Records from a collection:
● ● ● ● ● ● ●

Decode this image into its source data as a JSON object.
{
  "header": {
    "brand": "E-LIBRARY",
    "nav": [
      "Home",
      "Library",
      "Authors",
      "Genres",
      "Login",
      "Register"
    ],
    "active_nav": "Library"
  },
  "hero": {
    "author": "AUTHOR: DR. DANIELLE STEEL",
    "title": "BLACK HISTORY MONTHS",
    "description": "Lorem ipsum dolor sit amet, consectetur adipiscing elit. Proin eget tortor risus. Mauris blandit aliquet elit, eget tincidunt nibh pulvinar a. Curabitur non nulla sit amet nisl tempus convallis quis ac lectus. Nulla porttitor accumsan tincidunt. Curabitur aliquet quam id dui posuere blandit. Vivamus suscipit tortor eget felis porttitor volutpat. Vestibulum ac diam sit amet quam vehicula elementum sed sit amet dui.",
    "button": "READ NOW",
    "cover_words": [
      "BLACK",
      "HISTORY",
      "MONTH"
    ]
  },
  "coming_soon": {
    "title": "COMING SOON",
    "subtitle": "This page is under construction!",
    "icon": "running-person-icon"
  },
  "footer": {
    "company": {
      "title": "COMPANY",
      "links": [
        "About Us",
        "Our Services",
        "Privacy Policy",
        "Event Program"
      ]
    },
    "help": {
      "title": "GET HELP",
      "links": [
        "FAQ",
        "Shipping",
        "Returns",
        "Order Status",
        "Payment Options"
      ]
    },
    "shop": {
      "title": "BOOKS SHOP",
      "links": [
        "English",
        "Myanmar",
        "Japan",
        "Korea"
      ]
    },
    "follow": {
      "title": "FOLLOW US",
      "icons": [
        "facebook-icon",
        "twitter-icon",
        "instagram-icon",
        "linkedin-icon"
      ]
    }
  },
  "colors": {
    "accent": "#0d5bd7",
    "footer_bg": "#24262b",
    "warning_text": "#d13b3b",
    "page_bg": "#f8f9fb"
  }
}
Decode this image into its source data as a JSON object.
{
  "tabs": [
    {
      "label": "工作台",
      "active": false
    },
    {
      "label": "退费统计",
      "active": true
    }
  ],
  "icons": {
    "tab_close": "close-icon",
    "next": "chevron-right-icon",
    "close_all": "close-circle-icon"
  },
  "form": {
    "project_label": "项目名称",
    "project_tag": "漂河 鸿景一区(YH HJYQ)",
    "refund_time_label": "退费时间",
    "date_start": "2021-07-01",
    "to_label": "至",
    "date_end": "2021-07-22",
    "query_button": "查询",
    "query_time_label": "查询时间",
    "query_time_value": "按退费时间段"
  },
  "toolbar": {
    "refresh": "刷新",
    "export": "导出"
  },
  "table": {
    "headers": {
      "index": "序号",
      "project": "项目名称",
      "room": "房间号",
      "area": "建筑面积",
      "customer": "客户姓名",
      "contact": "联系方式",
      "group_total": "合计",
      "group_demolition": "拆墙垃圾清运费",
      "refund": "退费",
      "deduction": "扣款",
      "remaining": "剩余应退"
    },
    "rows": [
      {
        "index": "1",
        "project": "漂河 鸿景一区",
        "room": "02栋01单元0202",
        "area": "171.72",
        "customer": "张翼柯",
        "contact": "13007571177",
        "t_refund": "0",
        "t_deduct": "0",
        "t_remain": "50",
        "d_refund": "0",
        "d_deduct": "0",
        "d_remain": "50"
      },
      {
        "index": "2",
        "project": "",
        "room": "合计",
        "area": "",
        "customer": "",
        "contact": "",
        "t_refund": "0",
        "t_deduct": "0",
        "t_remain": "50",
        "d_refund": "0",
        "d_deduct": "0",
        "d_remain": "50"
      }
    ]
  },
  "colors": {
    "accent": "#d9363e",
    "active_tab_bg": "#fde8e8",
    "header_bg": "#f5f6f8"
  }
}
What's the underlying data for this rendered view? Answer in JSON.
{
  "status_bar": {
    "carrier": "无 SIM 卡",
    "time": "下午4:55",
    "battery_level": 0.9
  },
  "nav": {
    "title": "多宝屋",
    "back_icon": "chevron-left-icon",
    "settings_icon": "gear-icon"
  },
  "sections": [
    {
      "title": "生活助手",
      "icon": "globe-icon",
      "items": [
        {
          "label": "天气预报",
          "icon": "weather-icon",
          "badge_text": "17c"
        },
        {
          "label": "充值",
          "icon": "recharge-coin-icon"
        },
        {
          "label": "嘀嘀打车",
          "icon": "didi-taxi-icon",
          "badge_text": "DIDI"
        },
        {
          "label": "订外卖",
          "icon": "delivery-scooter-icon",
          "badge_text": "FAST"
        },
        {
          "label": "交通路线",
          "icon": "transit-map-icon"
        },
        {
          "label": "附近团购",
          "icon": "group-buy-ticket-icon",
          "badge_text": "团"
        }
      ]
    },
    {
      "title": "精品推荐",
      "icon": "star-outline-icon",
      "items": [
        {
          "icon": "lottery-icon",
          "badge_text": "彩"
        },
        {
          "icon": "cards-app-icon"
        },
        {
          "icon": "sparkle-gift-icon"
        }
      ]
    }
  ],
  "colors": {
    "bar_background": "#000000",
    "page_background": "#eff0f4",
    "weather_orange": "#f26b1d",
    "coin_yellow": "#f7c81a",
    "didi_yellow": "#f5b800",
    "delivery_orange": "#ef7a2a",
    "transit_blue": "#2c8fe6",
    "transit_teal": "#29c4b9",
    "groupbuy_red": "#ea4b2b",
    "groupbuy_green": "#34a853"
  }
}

● ● ● ● ● ● ●

WHAT IS BEING ASKED :: All of the material above needs to be copied exactly.

SOLUTION BELOW ::
Decode this image into its source data as a JSON object.
{
  "header": {
    "brand": "E-LIBRARY",
    "nav": [
      "Home",
      "Library",
      "Authors",
      "Genres",
      "Login",
      "Register"
    ],
    "active_nav": "Library"
  },
  "hero": {
    "author": "AUTHOR: DR. DANIELLE STEEL",
    "title": "BLACK HISTORY MONTHS",
    "description": "Lorem ipsum dolor sit amet, consectetur adipiscing elit. Proin eget tortor risus. Mauris blandit aliquet elit, eget tincidunt nibh pulvinar a. Curabitur non nulla sit amet nisl tempus convallis quis ac lectus. Nulla porttitor accumsan tincidunt. Curabitur aliquet quam id dui posuere blandit. Vivamus suscipit tortor eget felis porttitor volutpat. Vestibulum ac diam sit amet quam vehicula elementum sed sit amet dui.",
    "button": "READ NOW",
    "cover_words": [
      "BLACK",
      "HISTORY",
      "MONTH"
    ]
  },
  "coming_soon": {
    "title": "COMING SOON",
    "subtitle": "This page is under construction!",
    "icon": "running-person-icon"
  },
  "footer": {
    "company": {
      "title": "COMPANY",
      "links": [
        "About Us",
        "Our Services",
        "Privacy Policy",
        "Event Program"
      ]
    },
    "help": {
      "title": "GET HELP",
      "links": [
        "FAQ",
        "Shipping",
        "Returns",
        "Order Status",
        "Payment Options"
      ]
    },
    "shop": {
      "title": "BOOKS SHOP",
      "links": [
        "English",
        "Myanmar",
        "Japan",
        "Korea"
      ]
    },
    "follow": {
      "title": "FOLLOW US",
      "icons": [
        "facebook-icon",
        "twitter-icon",
        "instagram-icon",
        "linkedin-icon"
      ]
    }
  },
  "colors": {
    "accent": "#0d5bd7",
    "footer_bg": "#24262b",
    "warning_text": "#d13b3b",
    "page_bg": "#f8f9fb"
  }
}
Decode this image into its source data as a JSON object.
{
  "tabs": [
    {
      "label": "工作台",
      "active": false
    },
    {
      "label": "退费统计",
      "active": true
    }
  ],
  "icons": {
    "tab_close": "close-icon",
    "next": "chevron-right-icon",
    "close_all": "close-circle-icon"
  },
  "form": {
    "project_label": "项目名称",
    "project_tag": "漂河 鸿景一区(YH HJYQ)",
    "refund_time_label": "退费时间",
    "date_start": "2021-07-01",
    "to_label": "至",
    "date_end": "2021-07-22",
    "query_button": "查询",
    "query_time_label": "查询时间",
    "query_time_value": "按退费时间段"
  },
  "toolbar": {
    "refresh": "刷新",
    "export": "导出"
  },
  "table": {
    "headers": {
      "index": "序号",
      "project": "项目名称",
      "room": "房间号",
      "area": "建筑面积",
      "customer": "客户姓名",
      "contact": "联系方式",
      "group_total": "合计",
      "group_demolition": "拆墙垃圾清运费",
      "refund": "退费",
      "deduction": "扣款",
      "remaining": "剩余应退"
    },
    "rows": [
      {
        "index": "1",
        "project": "漂河 鸿景一区",
        "room": "02栋01单元0202",
        "area": "171.72",
        "customer": "张翼柯",
        "contact": "13007571177",
        "t_refund": "0",
        "t_deduct": "0",
        "t_remain": "50",
        "d_refund": "0",
        "d_deduct": "0",
        "d_remain": "50"
      },
      {
        "index": "2",
        "project": "",
        "room": "合计",
        "area": "",
        "customer": "",
        "contact": "",
        "t_refund": "0",
        "t_deduct": "0",
        "t_remain": "50",
        "d_refund": "0",
        "d_deduct": "0",
        "d_remain": "50"
      }
    ]
  },
  "colors": {
    "accent": "#d9363e",
    "active_tab_bg": "#fde8e8",
    "header_bg": "#f5f6f8"
  }
}
What's the underlying data for this rendered view? Answer in JSON.
{
  "status_bar": {
    "carrier": "无 SIM 卡",
    "time": "下午4:55",
    "battery_level": 0.9
  },
  "nav": {
    "title": "多宝屋",
    "back_icon": "chevron-left-icon",
    "settings_icon": "gear-icon"
  },
  "sections": [
    {
      "title": "生活助手",
      "icon": "globe-icon",
      "items": [
        {
          "label": "天气预报",
          "icon": "weather-icon",
          "badge_text": "17c"
        },
        {
          "label": "充值",
          "icon": "recharge-coin-icon"
        },
        {
          "label": "嘀嘀打车",
          "icon": "didi-taxi-icon",
          "badge_text": "DIDI"
        },
        {
          "label": "订外卖",
          "icon": "delivery-scooter-icon",
          "badge_text": "FAST"
        },
        {
          "label": "交通路线",
          "icon": "transit-map-icon"
        },
        {
          "label": "附近团购",
          "icon": "group-buy-ticket-icon",
          "badge_text": "团"
        }
      ]
    },
    {
      "title": "精品推荐",
      "icon": "star-outline-icon",
      "items": [
        {
          "icon": "lottery-icon",
          "badge_text": "彩"
        },
        {
          "icon": "cards-app-icon"
        },
        {
          "icon": "sparkle-gift-icon"
        }
      ]
    }
  ],
  "colors": {
    "bar_background": "#000000",
    "page_background": "#eff0f4",
    "weather_orange": "#f26b1d",
    "coin_yellow": "#f7c81a",
    "didi_yellow": "#f5b800",
    "delivery_orange": "#ef7a2a",
    "transit_blue": "#2c8fe6",
    "transit_teal": "#29c4b9",
    "groupbuy_red": "#ea4b2b",
    "groupbuy_green": "#34a853"
  }
}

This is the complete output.